[Records to process]
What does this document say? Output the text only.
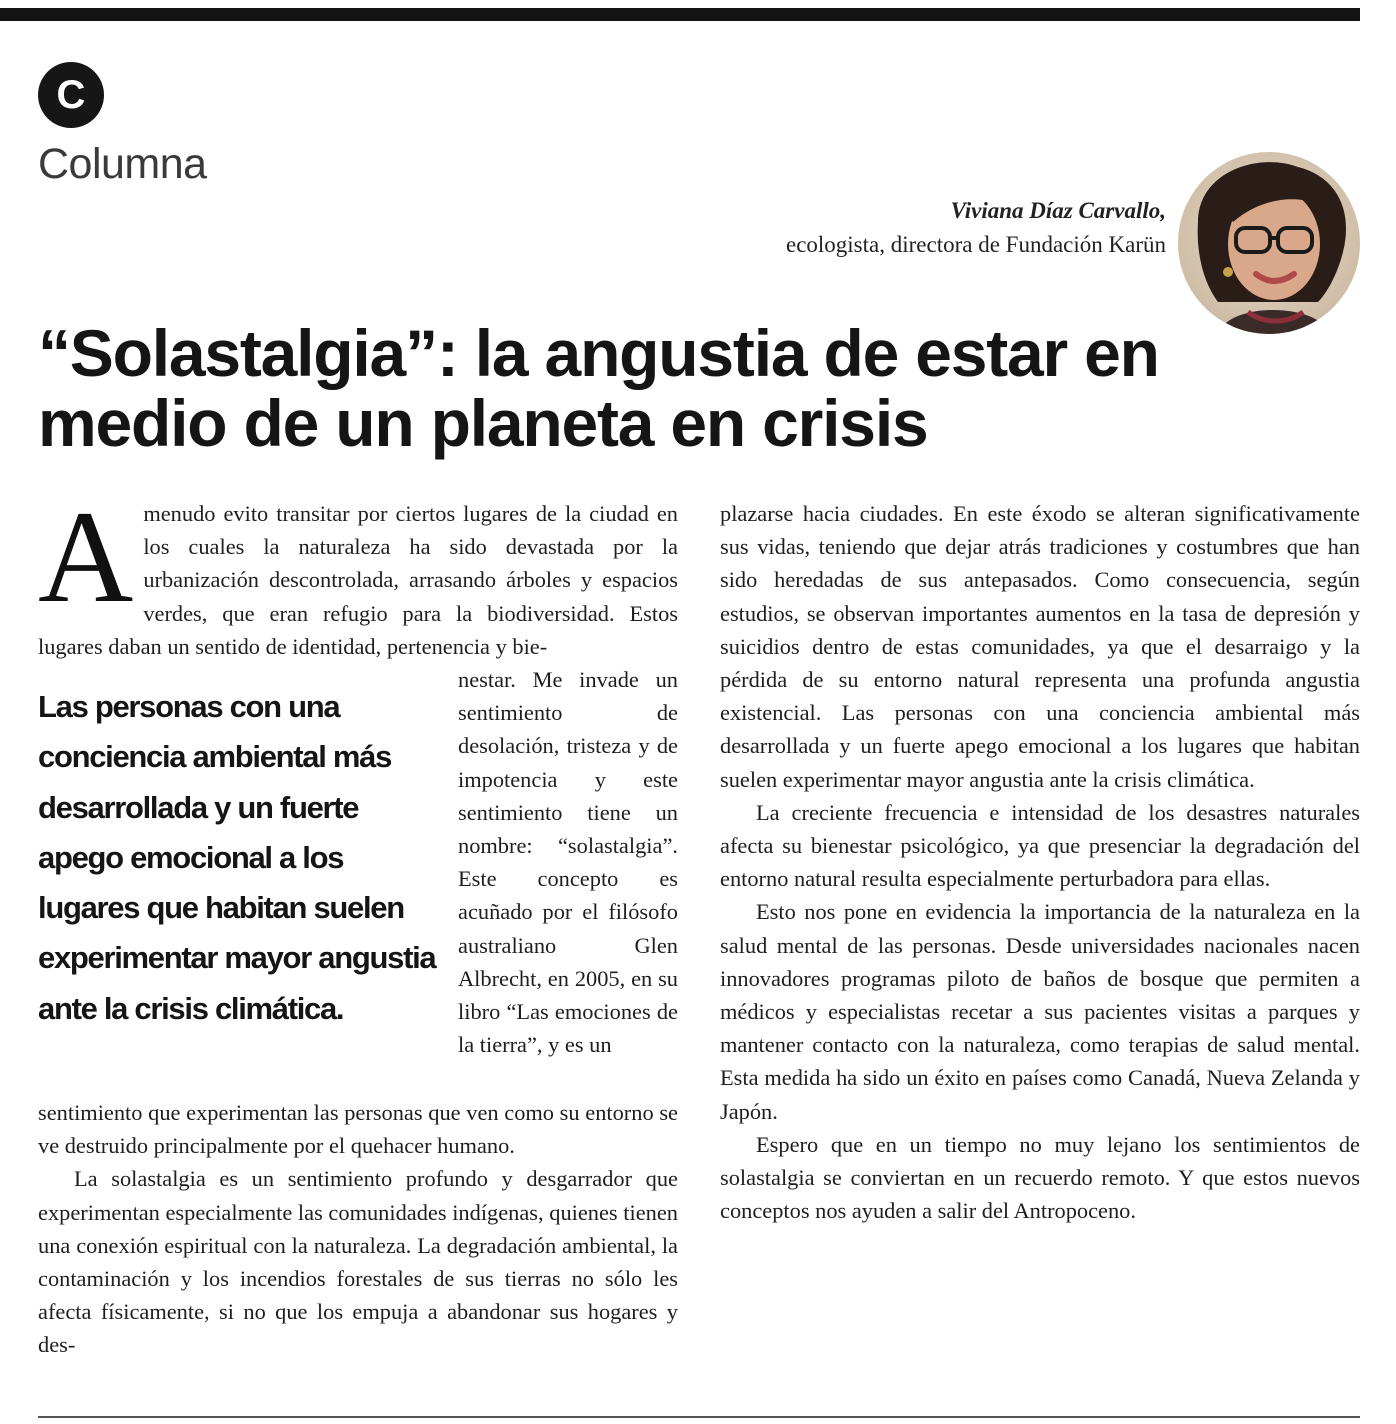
C
Columna
Viviana Díaz Carvallo,
ecologista, directora de Fundación Karün
“Solastalgia”: la angustia de estar en
medio de un planeta en crisis

Amenudo evito transitar por ciertos lugares de la ciudad en los cuales la naturaleza ha sido devastada por la urbanización descontrolada, arrasando árboles y espacios verdes, que eran refugio para la biodiversidad. Estos lugares daban un sentido de identidad, pertenencia y bie-

Las personas con una conciencia ambiental más desarrollada y un fuerte apego emocional a los lugares que habitan suelen experimentar mayor angustia ante la crisis climática.

nestar. Me invade un sentimiento de desolación, tristeza y de impotencia y este sentimiento tiene un nombre: “solastalgia”. Este concepto es acuñado por el filósofo australiano Glen Albrecht, en 2005, en su libro “Las emociones de la tierra”, y es un

sentimiento que experimentan las personas que ven como su entorno se ve destruido principalmente por el quehacer humano.

La solastalgia es un sentimiento profundo y desgarrador que experimentan especialmente las comunidades indígenas, quienes tienen una conexión espiritual con la naturaleza. La degradación ambiental, la contaminación y los incendios forestales de sus tierras no sólo les afecta físicamente, si no que los empuja a abandonar sus hogares y des-

plazarse hacia ciudades. En este éxodo se alteran significativamente sus vidas, teniendo que dejar atrás tradiciones y costumbres que han sido heredadas de sus antepasados. Como consecuencia, según estudios, se observan importantes aumentos en la tasa de depresión y suicidios dentro de estas comunidades, ya que el desarraigo y la pérdida de su entorno natural representa una profunda angustia existencial. Las personas con una conciencia ambiental más desarrollada y un fuerte apego emocional a los lugares que habitan suelen experimentar mayor angustia ante la crisis climática.

La creciente frecuencia e intensidad de los desastres naturales afecta su bienestar psicológico, ya que presenciar la degradación del entorno natural resulta especialmente perturbadora para ellas.

Esto nos pone en evidencia la importancia de la naturaleza en la salud mental de las personas. Desde universidades nacionales nacen innovadores programas piloto de baños de bosque que permiten a médicos y especialistas recetar a sus pacientes visitas a parques y mantener contacto con la naturaleza, como terapias de salud mental. Esta medida ha sido un éxito en países como Canadá, Nueva Zelanda y Japón.

Espero que en un tiempo no muy lejano los sentimientos de solastalgia se conviertan en un recuerdo remoto. Y que estos nuevos conceptos nos ayuden a salir del Antropoceno.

[Given task]
Gather all lines of the records that include the word "sido".

[Finished answer]
Amenudo evito transitar por ciertos lugares de la ciudad en los cuales la naturaleza ha sido devastada por la urbanización descontrolada, arrasando árboles y espacios verdes, que eran refugio para la biodiversidad. Estos lugares daban un sentido de identidad, pertenencia y bie-
plazarse hacia ciudades. En este éxodo se alteran significativamente sus vidas, teniendo que dejar atrás tradiciones y costumbres que han sido heredadas de sus antepasados. Como consecuencia, según estudios, se observan importantes aumentos en la tasa de depresión y suicidios dentro de estas comunidades, ya que el desarraigo y la pérdida de su entorno natural representa una profunda angustia existencial. Las personas con una conciencia ambiental más desarrollada y un fuerte apego emocional a los lugares que habitan suelen experimentar mayor angustia ante la crisis climática.
Esto nos pone en evidencia la importancia de la naturaleza en la salud mental de las personas. Desde universidades nacionales nacen innovadores programas piloto de baños de bosque que permiten a médicos y especialistas recetar a sus pacientes visitas a parques y mantener contacto con la naturaleza, como terapias de salud mental. Esta medida ha sido un éxito en países como Canadá, Nueva Zelanda y Japón.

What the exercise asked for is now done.